• **EXERCISE INSTRUCTIONS**:
Omit every image, and transcribe the remaining entries exactly as given.
──────────
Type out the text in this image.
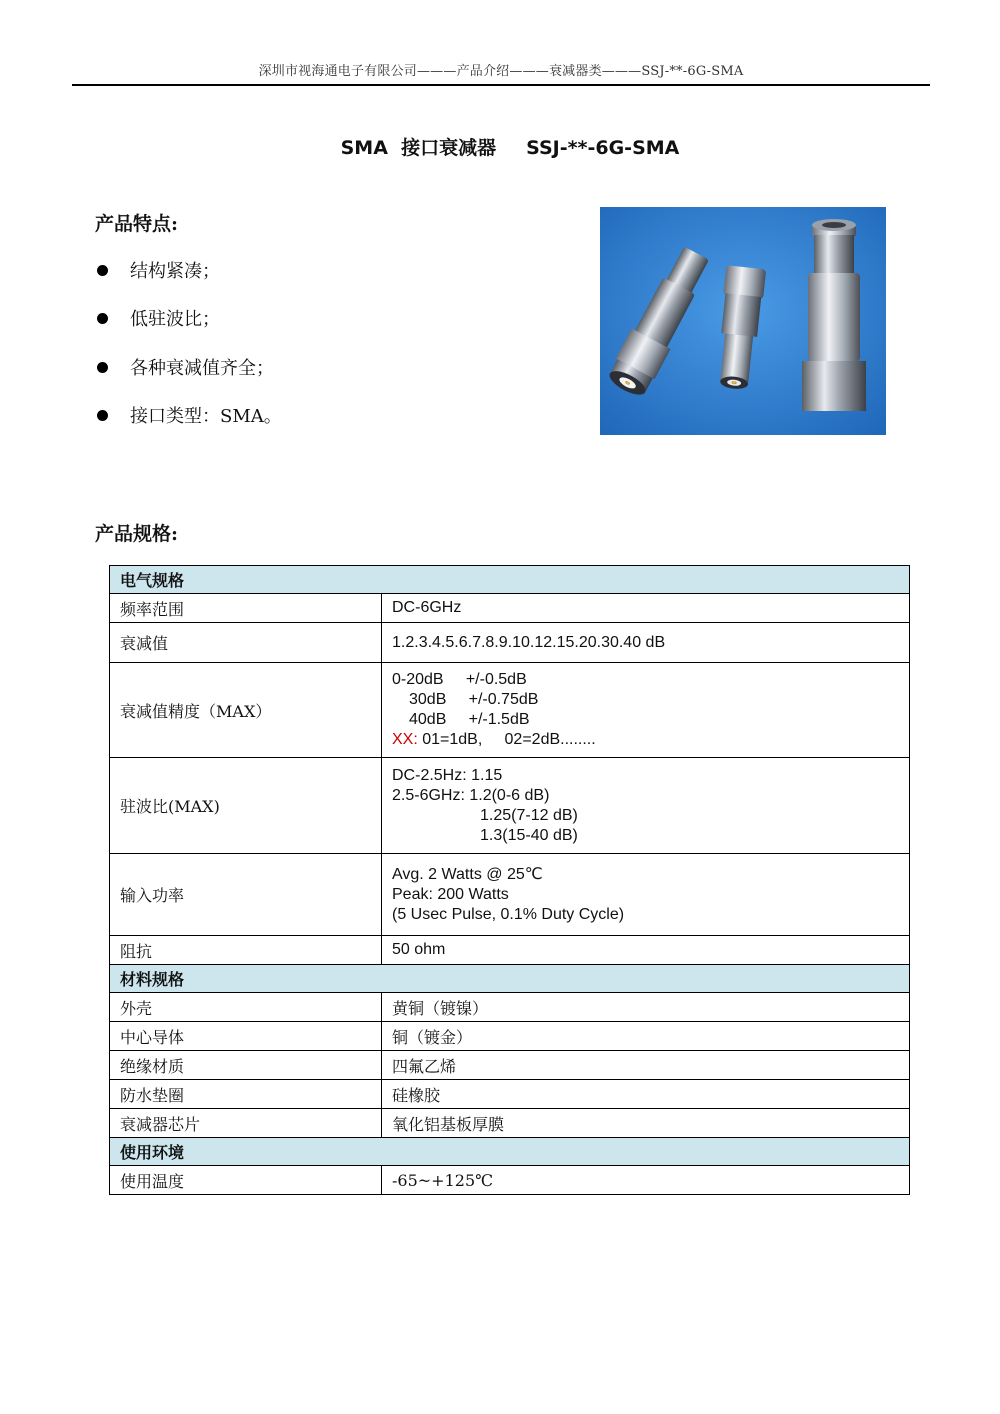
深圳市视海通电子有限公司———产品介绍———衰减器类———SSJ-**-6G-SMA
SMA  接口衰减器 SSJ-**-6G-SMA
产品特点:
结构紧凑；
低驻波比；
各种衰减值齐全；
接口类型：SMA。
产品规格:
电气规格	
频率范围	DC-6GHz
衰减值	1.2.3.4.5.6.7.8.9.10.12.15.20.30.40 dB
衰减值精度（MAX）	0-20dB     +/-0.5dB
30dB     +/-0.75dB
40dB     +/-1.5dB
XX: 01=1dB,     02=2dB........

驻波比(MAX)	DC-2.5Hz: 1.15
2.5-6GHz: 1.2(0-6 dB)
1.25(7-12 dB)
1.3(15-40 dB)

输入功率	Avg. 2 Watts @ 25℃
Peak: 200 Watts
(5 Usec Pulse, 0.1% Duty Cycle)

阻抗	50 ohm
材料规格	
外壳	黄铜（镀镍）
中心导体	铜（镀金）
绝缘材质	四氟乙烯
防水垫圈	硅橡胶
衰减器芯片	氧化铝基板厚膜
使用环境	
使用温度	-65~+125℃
──────────
• **FINAL RESULT**:
Type out the text in this image.
深圳市视海通电子有限公司———产品介绍———衰减器类———SSJ-**-6G-SMA
SMA  接口衰减器 SSJ-**-6G-SMA
产品特点:
结构紧凑；
低驻波比；
各种衰减值齐全；
接口类型：SMA。
产品规格:
电气规格	
频率范围	DC-6GHz
衰减值	1.2.3.4.5.6.7.8.9.10.12.15.20.30.40 dB
衰减值精度（MAX）	0-20dB     +/-0.5dB
30dB     +/-0.75dB
40dB     +/-1.5dB
XX: 01=1dB,     02=2dB........

驻波比(MAX)	DC-2.5Hz: 1.15
2.5-6GHz: 1.2(0-6 dB)
1.25(7-12 dB)
1.3(15-40 dB)

输入功率	Avg. 2 Watts @ 25℃
Peak: 200 Watts
(5 Usec Pulse, 0.1% Duty Cycle)

阻抗	50 ohm
材料规格	
外壳	黄铜（镀镍）
中心导体	铜（镀金）
绝缘材质	四氟乙烯
防水垫圈	硅橡胶
衰减器芯片	氧化铝基板厚膜
使用环境	
使用温度	-65~+125℃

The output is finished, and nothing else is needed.